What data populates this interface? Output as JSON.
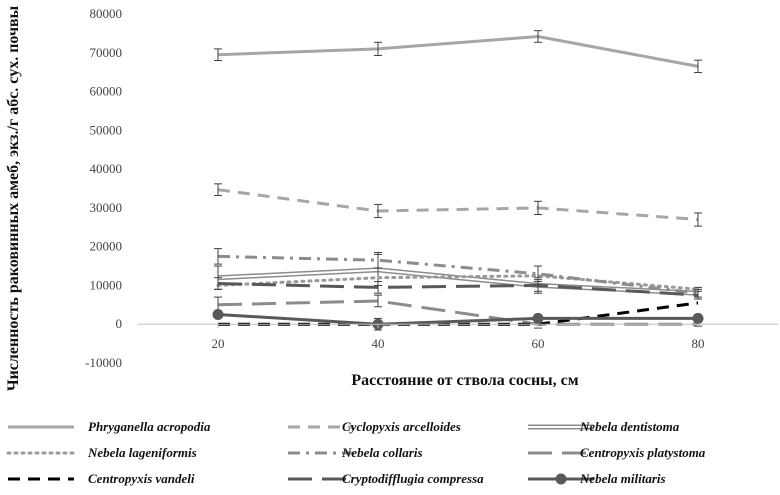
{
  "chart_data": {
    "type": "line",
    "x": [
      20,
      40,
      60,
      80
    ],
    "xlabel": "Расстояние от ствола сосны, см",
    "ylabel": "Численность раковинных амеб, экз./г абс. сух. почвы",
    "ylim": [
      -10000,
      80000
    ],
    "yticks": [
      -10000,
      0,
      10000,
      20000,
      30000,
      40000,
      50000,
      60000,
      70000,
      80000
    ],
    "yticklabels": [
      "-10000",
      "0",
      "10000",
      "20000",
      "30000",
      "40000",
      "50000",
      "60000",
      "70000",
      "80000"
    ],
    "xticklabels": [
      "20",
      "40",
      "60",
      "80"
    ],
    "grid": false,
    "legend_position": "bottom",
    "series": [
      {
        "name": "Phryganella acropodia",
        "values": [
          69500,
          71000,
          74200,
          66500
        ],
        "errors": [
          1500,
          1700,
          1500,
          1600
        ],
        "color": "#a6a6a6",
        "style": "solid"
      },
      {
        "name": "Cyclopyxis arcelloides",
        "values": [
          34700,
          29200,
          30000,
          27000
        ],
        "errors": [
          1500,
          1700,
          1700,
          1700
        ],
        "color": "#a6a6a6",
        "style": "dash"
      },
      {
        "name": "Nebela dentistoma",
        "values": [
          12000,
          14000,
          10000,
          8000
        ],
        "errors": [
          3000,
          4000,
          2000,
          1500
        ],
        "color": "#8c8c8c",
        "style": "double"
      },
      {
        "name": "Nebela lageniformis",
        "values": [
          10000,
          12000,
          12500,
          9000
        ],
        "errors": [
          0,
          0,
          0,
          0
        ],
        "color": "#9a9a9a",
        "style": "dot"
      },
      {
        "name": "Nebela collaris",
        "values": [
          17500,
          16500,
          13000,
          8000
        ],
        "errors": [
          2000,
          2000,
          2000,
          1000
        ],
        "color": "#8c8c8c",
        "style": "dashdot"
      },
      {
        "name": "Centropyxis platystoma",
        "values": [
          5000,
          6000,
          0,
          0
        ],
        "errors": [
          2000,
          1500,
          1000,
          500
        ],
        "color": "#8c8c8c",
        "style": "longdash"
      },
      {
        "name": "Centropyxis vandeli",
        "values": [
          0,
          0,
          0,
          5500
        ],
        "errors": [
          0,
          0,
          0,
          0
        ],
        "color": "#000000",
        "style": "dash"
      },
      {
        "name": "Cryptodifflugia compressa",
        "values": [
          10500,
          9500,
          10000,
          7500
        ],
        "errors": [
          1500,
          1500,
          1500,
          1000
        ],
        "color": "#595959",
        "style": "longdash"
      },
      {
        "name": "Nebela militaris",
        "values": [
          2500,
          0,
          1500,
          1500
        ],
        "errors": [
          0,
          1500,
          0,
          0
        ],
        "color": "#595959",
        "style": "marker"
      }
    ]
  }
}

**Objective**
Show all lines in the entries above where the word "name" appears.

**Solved problem**
        "name": "Phryganella acropodia",
        "name": "Cyclopyxis arcelloides",
        "name": "Nebela dentistoma",
        "name": "Nebela lageniformis",
        "name": "Nebela collaris",
        "name": "Centropyxis platystoma",
        "name": "Centropyxis vandeli",
        "name": "Cryptodifflugia compressa",
        "name": "Nebela militaris",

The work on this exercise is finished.